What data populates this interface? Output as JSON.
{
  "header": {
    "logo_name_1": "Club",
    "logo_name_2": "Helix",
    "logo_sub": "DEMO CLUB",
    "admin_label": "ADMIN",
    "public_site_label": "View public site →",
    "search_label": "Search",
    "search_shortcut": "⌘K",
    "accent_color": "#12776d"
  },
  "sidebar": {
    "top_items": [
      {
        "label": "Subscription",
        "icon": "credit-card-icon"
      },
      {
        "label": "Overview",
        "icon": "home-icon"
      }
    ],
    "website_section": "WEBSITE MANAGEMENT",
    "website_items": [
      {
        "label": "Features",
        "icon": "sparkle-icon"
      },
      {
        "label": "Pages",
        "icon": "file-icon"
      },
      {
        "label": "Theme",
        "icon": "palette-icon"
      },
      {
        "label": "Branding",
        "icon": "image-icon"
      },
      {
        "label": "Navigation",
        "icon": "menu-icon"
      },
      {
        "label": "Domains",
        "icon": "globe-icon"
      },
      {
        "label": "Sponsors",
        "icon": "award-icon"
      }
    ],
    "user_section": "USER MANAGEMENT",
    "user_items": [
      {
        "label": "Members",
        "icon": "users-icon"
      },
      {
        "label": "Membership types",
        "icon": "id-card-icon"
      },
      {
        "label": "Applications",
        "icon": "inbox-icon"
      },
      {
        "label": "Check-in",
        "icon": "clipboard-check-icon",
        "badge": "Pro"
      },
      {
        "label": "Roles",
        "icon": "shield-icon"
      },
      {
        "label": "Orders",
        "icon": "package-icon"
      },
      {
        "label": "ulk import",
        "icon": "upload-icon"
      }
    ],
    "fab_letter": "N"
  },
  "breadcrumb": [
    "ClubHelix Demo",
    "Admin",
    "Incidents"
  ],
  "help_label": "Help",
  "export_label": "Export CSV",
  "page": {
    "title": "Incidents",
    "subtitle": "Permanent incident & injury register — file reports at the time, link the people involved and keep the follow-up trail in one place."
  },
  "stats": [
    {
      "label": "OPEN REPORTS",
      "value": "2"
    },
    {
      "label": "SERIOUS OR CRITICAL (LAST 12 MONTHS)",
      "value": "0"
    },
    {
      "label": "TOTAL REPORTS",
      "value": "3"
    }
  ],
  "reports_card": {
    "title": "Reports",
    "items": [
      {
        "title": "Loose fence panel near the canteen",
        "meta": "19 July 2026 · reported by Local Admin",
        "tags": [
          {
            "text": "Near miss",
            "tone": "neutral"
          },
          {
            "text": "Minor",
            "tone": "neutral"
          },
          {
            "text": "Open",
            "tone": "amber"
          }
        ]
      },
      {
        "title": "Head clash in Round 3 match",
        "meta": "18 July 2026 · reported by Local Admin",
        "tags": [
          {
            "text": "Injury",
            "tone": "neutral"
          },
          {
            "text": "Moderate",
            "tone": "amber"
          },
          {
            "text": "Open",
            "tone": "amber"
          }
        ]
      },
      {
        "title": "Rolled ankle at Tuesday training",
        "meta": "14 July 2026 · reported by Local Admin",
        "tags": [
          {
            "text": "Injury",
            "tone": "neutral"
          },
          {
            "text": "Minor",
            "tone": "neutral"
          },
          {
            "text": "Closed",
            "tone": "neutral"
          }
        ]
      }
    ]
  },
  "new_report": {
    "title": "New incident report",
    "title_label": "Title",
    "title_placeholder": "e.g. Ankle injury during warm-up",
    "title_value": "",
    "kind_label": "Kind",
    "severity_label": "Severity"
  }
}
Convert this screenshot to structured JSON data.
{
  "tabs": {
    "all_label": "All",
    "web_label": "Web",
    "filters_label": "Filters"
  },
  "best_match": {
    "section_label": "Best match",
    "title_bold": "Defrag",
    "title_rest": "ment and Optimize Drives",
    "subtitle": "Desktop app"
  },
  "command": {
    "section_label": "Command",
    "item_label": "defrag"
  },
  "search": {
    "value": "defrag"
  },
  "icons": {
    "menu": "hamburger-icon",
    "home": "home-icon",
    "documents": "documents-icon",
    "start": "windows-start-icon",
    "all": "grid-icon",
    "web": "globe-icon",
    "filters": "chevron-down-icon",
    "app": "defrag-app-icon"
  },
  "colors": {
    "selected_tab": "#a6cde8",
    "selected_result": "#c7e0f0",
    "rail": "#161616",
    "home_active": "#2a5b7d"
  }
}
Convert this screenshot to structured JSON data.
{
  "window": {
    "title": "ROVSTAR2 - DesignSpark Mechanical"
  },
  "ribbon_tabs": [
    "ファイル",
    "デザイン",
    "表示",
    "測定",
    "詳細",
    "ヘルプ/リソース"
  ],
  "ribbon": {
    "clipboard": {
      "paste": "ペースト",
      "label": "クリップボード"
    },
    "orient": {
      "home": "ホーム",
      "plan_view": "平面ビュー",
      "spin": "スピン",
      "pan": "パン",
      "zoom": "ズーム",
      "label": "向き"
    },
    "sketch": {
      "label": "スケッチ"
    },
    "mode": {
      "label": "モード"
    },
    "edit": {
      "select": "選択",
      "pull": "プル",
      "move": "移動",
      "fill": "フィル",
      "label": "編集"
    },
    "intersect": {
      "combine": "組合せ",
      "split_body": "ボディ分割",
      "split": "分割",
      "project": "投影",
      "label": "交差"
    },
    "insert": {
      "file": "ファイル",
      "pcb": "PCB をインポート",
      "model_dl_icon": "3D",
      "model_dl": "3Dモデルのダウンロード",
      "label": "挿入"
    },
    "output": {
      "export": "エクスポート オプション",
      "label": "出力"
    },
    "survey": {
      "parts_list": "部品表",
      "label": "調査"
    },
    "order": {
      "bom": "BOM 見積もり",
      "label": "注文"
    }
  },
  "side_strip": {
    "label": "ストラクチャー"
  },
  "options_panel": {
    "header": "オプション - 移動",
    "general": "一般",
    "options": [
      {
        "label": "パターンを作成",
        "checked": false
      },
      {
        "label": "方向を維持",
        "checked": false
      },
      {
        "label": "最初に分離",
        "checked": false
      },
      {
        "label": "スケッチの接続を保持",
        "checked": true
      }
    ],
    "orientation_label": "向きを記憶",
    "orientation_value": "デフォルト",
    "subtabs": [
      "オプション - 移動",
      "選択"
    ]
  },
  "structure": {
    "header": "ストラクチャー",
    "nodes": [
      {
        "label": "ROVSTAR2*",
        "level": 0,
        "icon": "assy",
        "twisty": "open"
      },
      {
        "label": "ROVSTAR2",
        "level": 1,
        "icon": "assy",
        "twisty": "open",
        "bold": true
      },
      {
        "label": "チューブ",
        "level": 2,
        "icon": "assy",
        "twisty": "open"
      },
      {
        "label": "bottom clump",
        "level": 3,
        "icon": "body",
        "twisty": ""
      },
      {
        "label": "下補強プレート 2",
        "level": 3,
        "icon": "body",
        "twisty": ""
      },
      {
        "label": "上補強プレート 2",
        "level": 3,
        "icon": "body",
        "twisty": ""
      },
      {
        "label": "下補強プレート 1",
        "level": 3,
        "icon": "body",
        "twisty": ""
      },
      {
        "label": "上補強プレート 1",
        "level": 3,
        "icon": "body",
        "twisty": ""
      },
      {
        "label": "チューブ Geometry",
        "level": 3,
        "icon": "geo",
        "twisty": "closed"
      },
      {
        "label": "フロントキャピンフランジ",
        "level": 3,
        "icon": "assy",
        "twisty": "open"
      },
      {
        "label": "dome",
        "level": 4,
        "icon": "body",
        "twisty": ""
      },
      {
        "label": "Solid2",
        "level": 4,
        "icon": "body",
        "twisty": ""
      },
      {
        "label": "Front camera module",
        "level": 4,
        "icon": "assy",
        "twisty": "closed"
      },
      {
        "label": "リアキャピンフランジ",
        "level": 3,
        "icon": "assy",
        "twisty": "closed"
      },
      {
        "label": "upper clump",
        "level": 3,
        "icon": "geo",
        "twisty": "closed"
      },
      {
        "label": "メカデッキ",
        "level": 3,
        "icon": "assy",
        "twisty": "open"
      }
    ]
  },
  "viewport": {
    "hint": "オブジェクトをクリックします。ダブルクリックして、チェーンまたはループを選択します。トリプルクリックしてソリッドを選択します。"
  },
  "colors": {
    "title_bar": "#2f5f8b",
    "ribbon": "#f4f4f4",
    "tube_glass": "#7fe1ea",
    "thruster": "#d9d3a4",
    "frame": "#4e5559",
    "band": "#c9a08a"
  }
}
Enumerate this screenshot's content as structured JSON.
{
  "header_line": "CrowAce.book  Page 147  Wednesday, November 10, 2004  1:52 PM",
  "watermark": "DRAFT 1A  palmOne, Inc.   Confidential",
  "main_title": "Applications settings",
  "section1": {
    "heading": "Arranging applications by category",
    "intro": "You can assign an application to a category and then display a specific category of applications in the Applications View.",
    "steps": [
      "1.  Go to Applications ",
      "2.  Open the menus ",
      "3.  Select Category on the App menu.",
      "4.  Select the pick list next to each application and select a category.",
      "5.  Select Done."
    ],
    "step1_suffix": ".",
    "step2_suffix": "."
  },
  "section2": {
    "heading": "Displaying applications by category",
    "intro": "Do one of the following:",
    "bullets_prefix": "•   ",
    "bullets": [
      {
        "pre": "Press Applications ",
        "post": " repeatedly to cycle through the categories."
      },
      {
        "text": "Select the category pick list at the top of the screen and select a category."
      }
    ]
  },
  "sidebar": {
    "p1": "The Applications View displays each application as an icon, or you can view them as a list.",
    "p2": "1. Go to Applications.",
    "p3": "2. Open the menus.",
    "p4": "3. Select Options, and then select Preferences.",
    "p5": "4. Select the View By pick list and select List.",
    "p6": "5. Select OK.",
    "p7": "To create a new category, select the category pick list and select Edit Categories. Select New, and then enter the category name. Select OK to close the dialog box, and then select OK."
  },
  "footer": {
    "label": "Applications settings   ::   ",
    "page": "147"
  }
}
------------------------------------
> Directions
Pull out all lines containing "each".

> Completed exercise
      "4.  Select the pick list next to each application and select a category.",
    "p1": "The Applications View displays each application as an icon, or you can view them as a list.",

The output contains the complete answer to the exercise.